Objetivo 1: Liste as três coisas que, segundo o trecho sobre meritocracia, essa perspectiva ignora ou deixa de lado.

Trecho do documento:
···

A meritocracia é caracterizada pela ideia de que a posição de um indivíduo na sociedade sofre influência de seu esforço, sendo então suas conquistas obtidas pelo mérito individual. Nessa perspectiva, são ignoradas então questões como posição social, acesso a privilégios hereditários e corporativos, renegando a importância de biografias e trajetórias sociais. As discriminações sociais então saem de cena, e são possibilitadas novas formas de obter mudanças de status sociais (BARBOZA, 2010).

O capitalismo então se fortalece e desenvolve a ideia de que uma pessoa pode obter maior poder aquisitivo, e melhoria de vida a partir da compra de itens materiais. Surge então a relação entre consumo e a meritocracia. Os indivíduos como forma de demonstrar que estão conquistando uma melhoria de vida pelo seu mérito, buscam aumentar seu poder de compra e consumir cada vez mais em pequenas ou grandes escalas.

···

Dados de entrada:

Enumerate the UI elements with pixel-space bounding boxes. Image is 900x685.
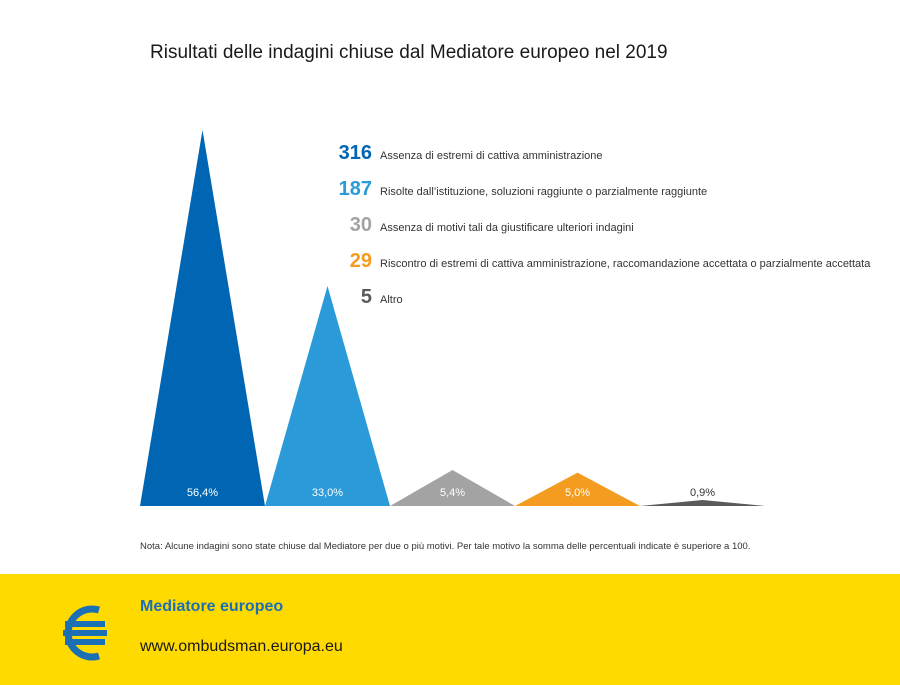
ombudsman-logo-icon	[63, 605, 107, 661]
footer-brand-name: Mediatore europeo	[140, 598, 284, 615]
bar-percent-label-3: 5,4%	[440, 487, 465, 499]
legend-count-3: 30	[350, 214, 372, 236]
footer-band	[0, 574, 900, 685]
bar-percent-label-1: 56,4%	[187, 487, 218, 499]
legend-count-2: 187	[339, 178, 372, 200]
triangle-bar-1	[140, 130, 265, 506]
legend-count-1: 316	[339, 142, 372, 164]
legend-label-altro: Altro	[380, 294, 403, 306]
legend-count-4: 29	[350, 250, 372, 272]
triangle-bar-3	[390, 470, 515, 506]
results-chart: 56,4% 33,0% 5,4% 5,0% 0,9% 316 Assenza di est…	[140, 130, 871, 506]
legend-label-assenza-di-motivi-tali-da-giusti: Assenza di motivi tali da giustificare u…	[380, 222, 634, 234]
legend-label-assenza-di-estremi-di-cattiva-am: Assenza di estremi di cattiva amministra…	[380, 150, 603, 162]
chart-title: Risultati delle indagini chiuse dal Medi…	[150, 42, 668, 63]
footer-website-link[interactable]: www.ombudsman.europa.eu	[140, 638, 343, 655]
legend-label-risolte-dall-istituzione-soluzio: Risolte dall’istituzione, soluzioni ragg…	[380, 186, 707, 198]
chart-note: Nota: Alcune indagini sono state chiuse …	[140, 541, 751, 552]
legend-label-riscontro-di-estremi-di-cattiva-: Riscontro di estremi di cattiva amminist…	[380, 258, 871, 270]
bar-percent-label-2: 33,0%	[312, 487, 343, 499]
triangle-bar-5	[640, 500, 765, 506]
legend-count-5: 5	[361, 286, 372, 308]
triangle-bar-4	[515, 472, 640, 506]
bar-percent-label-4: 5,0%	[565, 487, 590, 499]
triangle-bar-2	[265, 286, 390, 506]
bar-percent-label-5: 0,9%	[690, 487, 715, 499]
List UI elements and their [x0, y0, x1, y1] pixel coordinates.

···

Objetivo 2: Digite de novo, sem mudar nada, as linhas dos registros que vão da linha que contém "605, 107, 661]" até a linha que contém "286, 390, 506]", incluindo as duas.

Resposta completa 1:
- Posição social
- Acesso a privilégios hereditários e corporativos
- A importância de biografias e trajetórias sociais

Resposta completa 2:
ombudsman-logo-icon	[63, 605, 107, 661]
footer-brand-name: Mediatore europeo	[140, 598, 284, 615]
bar-percent-label-3: 5,4%	[440, 487, 465, 499]
legend-count-3: 30	[350, 214, 372, 236]
footer-band	[0, 574, 900, 685]
bar-percent-label-1: 56,4%	[187, 487, 218, 499]
legend-count-2: 187	[339, 178, 372, 200]
triangle-bar-1	[140, 130, 265, 506]
legend-count-1: 316	[339, 142, 372, 164]
legend-label-altro: Altro	[380, 294, 403, 306]
legend-count-4: 29	[350, 250, 372, 272]
triangle-bar-3	[390, 470, 515, 506]
results-chart: 56,4% 33,0% 5,4% 5,0% 0,9% 316 Assenza di est…	[140, 130, 871, 506]
legend-label-assenza-di-motivi-tali-da-giusti: Assenza di motivi tali da giustificare u…	[380, 222, 634, 234]
legend-label-assenza-di-estremi-di-cattiva-am: Assenza di estremi di cattiva amministra…	[380, 150, 603, 162]
chart-title: Risultati delle indagini chiuse dal Medi…	[150, 42, 668, 63]
footer-website-link[interactable]: www.ombudsman.europa.eu	[140, 638, 343, 655]
legend-label-risolte-dall-istituzione-soluzio: Risolte dall’istituzione, soluzioni ragg…	[380, 186, 707, 198]
chart-note: Nota: Alcune indagini sono state chiuse …	[140, 541, 751, 552]
legend-label-riscontro-di-estremi-di-cattiva-: Riscontro di estremi di cattiva amminist…	[380, 258, 871, 270]
bar-percent-label-2: 33,0%	[312, 487, 343, 499]
triangle-bar-5	[640, 500, 765, 506]
legend-count-5: 5	[361, 286, 372, 308]
triangle-bar-4	[515, 472, 640, 506]
bar-percent-label-4: 5,0%	[565, 487, 590, 499]
triangle-bar-2	[265, 286, 390, 506]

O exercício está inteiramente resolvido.